Task input »

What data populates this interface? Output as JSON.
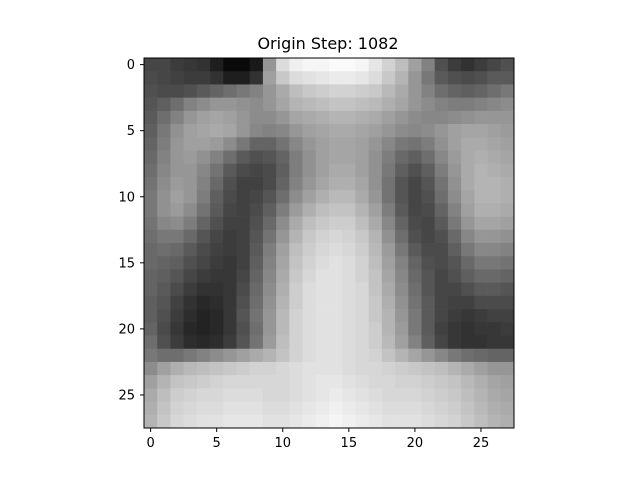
{
  "chart_data": {
    "type": "heatmap",
    "title": "Origin Step: 1082",
    "xlabel": "",
    "ylabel": "",
    "colormap": "gray",
    "value_range": [
      0,
      255
    ],
    "xlim": [
      -0.5,
      27.5
    ],
    "ylim": [
      27.5,
      -0.5
    ],
    "xticks": [
      0,
      5,
      10,
      15,
      20,
      25
    ],
    "yticks": [
      0,
      5,
      10,
      15,
      20,
      25
    ],
    "xtick_labels": [
      "0",
      "5",
      "10",
      "15",
      "20",
      "25"
    ],
    "ytick_labels": [
      "0",
      "5",
      "10",
      "15",
      "20",
      "25"
    ],
    "grid": false,
    "rows": 28,
    "cols": 28,
    "values": [
      [
        70,
        70,
        60,
        55,
        50,
        30,
        10,
        10,
        25,
        150,
        220,
        240,
        245,
        245,
        250,
        250,
        245,
        230,
        210,
        190,
        160,
        130,
        80,
        60,
        50,
        60,
        70,
        80
      ],
      [
        75,
        70,
        65,
        60,
        60,
        50,
        30,
        30,
        50,
        160,
        200,
        220,
        225,
        230,
        235,
        235,
        230,
        220,
        200,
        180,
        150,
        120,
        90,
        80,
        75,
        80,
        90,
        90
      ],
      [
        80,
        75,
        75,
        80,
        90,
        100,
        110,
        120,
        130,
        150,
        170,
        190,
        200,
        205,
        210,
        210,
        205,
        200,
        185,
        170,
        150,
        130,
        110,
        100,
        95,
        100,
        110,
        120
      ],
      [
        85,
        95,
        110,
        130,
        140,
        150,
        150,
        145,
        140,
        150,
        165,
        180,
        185,
        190,
        195,
        195,
        190,
        185,
        175,
        165,
        150,
        140,
        130,
        125,
        125,
        130,
        135,
        140
      ],
      [
        90,
        110,
        130,
        150,
        160,
        165,
        160,
        150,
        140,
        140,
        150,
        165,
        170,
        175,
        180,
        180,
        175,
        170,
        160,
        150,
        140,
        135,
        135,
        140,
        145,
        150,
        150,
        150
      ],
      [
        95,
        120,
        145,
        160,
        165,
        170,
        165,
        150,
        135,
        130,
        135,
        150,
        160,
        165,
        170,
        170,
        165,
        160,
        150,
        140,
        135,
        140,
        150,
        160,
        165,
        165,
        160,
        155
      ],
      [
        100,
        125,
        150,
        160,
        160,
        155,
        140,
        120,
        100,
        100,
        115,
        135,
        150,
        160,
        165,
        165,
        160,
        150,
        135,
        120,
        115,
        125,
        145,
        160,
        170,
        170,
        165,
        160
      ],
      [
        105,
        130,
        150,
        155,
        145,
        130,
        110,
        90,
        80,
        85,
        100,
        125,
        145,
        160,
        165,
        165,
        160,
        145,
        125,
        105,
        95,
        110,
        135,
        155,
        170,
        175,
        170,
        165
      ],
      [
        110,
        135,
        150,
        150,
        135,
        115,
        90,
        75,
        70,
        75,
        95,
        125,
        145,
        160,
        170,
        170,
        160,
        145,
        120,
        95,
        80,
        95,
        125,
        150,
        170,
        180,
        175,
        170
      ],
      [
        115,
        140,
        155,
        150,
        130,
        105,
        80,
        65,
        65,
        75,
        100,
        130,
        150,
        165,
        175,
        175,
        165,
        145,
        115,
        85,
        70,
        85,
        115,
        145,
        170,
        180,
        180,
        175
      ],
      [
        120,
        145,
        160,
        150,
        125,
        95,
        75,
        65,
        70,
        85,
        110,
        140,
        160,
        175,
        185,
        185,
        170,
        150,
        115,
        85,
        70,
        80,
        110,
        140,
        165,
        180,
        180,
        175
      ],
      [
        120,
        145,
        155,
        140,
        115,
        90,
        70,
        65,
        75,
        95,
        125,
        155,
        175,
        190,
        195,
        195,
        180,
        160,
        125,
        90,
        70,
        75,
        100,
        130,
        160,
        175,
        175,
        170
      ],
      [
        115,
        135,
        140,
        125,
        100,
        80,
        65,
        65,
        80,
        105,
        140,
        170,
        190,
        200,
        205,
        205,
        190,
        170,
        135,
        100,
        75,
        70,
        90,
        120,
        150,
        165,
        165,
        160
      ],
      [
        110,
        120,
        120,
        105,
        85,
        70,
        60,
        65,
        85,
        115,
        150,
        180,
        200,
        210,
        215,
        210,
        200,
        180,
        145,
        110,
        80,
        70,
        80,
        105,
        135,
        150,
        150,
        145
      ],
      [
        105,
        110,
        105,
        90,
        75,
        65,
        60,
        65,
        90,
        125,
        160,
        190,
        205,
        215,
        220,
        215,
        205,
        185,
        155,
        120,
        90,
        75,
        75,
        95,
        120,
        135,
        135,
        130
      ],
      [
        105,
        100,
        95,
        80,
        70,
        60,
        55,
        65,
        95,
        130,
        165,
        195,
        210,
        220,
        225,
        220,
        210,
        190,
        160,
        130,
        100,
        80,
        75,
        85,
        105,
        120,
        120,
        115
      ],
      [
        100,
        95,
        85,
        70,
        60,
        55,
        55,
        70,
        100,
        135,
        170,
        200,
        215,
        225,
        225,
        220,
        210,
        195,
        165,
        135,
        105,
        85,
        70,
        80,
        95,
        105,
        105,
        100
      ],
      [
        100,
        90,
        75,
        60,
        50,
        50,
        55,
        75,
        105,
        140,
        175,
        205,
        220,
        225,
        225,
        220,
        215,
        195,
        170,
        140,
        110,
        85,
        70,
        70,
        80,
        90,
        90,
        85
      ],
      [
        95,
        85,
        65,
        50,
        40,
        45,
        55,
        80,
        110,
        145,
        180,
        205,
        220,
        225,
        225,
        220,
        215,
        200,
        175,
        145,
        115,
        90,
        70,
        65,
        65,
        75,
        75,
        75
      ],
      [
        95,
        80,
        60,
        45,
        35,
        40,
        55,
        85,
        115,
        150,
        185,
        210,
        220,
        225,
        225,
        220,
        215,
        200,
        180,
        150,
        120,
        90,
        70,
        60,
        55,
        60,
        65,
        65
      ],
      [
        100,
        75,
        55,
        40,
        35,
        40,
        55,
        80,
        110,
        150,
        185,
        210,
        220,
        225,
        225,
        220,
        215,
        205,
        180,
        155,
        120,
        90,
        65,
        55,
        50,
        55,
        55,
        60
      ],
      [
        110,
        80,
        60,
        45,
        40,
        45,
        60,
        85,
        115,
        155,
        190,
        210,
        220,
        225,
        225,
        220,
        215,
        205,
        185,
        160,
        130,
        95,
        70,
        55,
        50,
        50,
        55,
        55
      ],
      [
        120,
        110,
        110,
        120,
        130,
        140,
        150,
        160,
        170,
        180,
        195,
        210,
        220,
        225,
        225,
        220,
        215,
        210,
        195,
        180,
        165,
        150,
        135,
        120,
        110,
        105,
        100,
        100
      ],
      [
        140,
        160,
        175,
        185,
        190,
        195,
        200,
        205,
        210,
        210,
        215,
        220,
        225,
        225,
        225,
        220,
        215,
        215,
        210,
        205,
        200,
        195,
        190,
        180,
        170,
        160,
        150,
        150
      ],
      [
        160,
        180,
        195,
        200,
        205,
        210,
        215,
        215,
        215,
        215,
        215,
        220,
        225,
        230,
        230,
        225,
        220,
        215,
        215,
        210,
        210,
        205,
        200,
        195,
        185,
        175,
        165,
        160
      ],
      [
        170,
        190,
        205,
        210,
        215,
        215,
        220,
        220,
        220,
        215,
        215,
        220,
        225,
        230,
        235,
        230,
        225,
        220,
        215,
        215,
        215,
        210,
        205,
        200,
        190,
        180,
        170,
        165
      ],
      [
        175,
        195,
        210,
        215,
        220,
        220,
        225,
        225,
        225,
        220,
        220,
        225,
        230,
        235,
        240,
        235,
        230,
        225,
        220,
        220,
        220,
        215,
        210,
        205,
        195,
        185,
        175,
        170
      ],
      [
        180,
        200,
        215,
        220,
        225,
        225,
        230,
        230,
        230,
        225,
        225,
        230,
        235,
        240,
        245,
        240,
        235,
        230,
        225,
        225,
        225,
        220,
        215,
        210,
        200,
        190,
        180,
        175
      ]
    ]
  }
}
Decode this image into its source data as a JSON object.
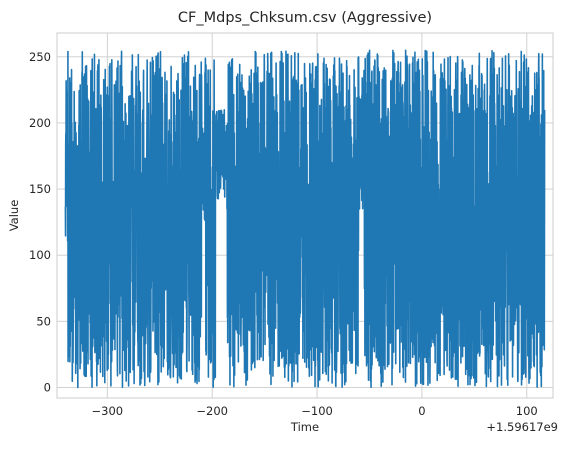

Short problem » Only the number is wanted: how many lines in the data include the word "this"?

Completed task » 2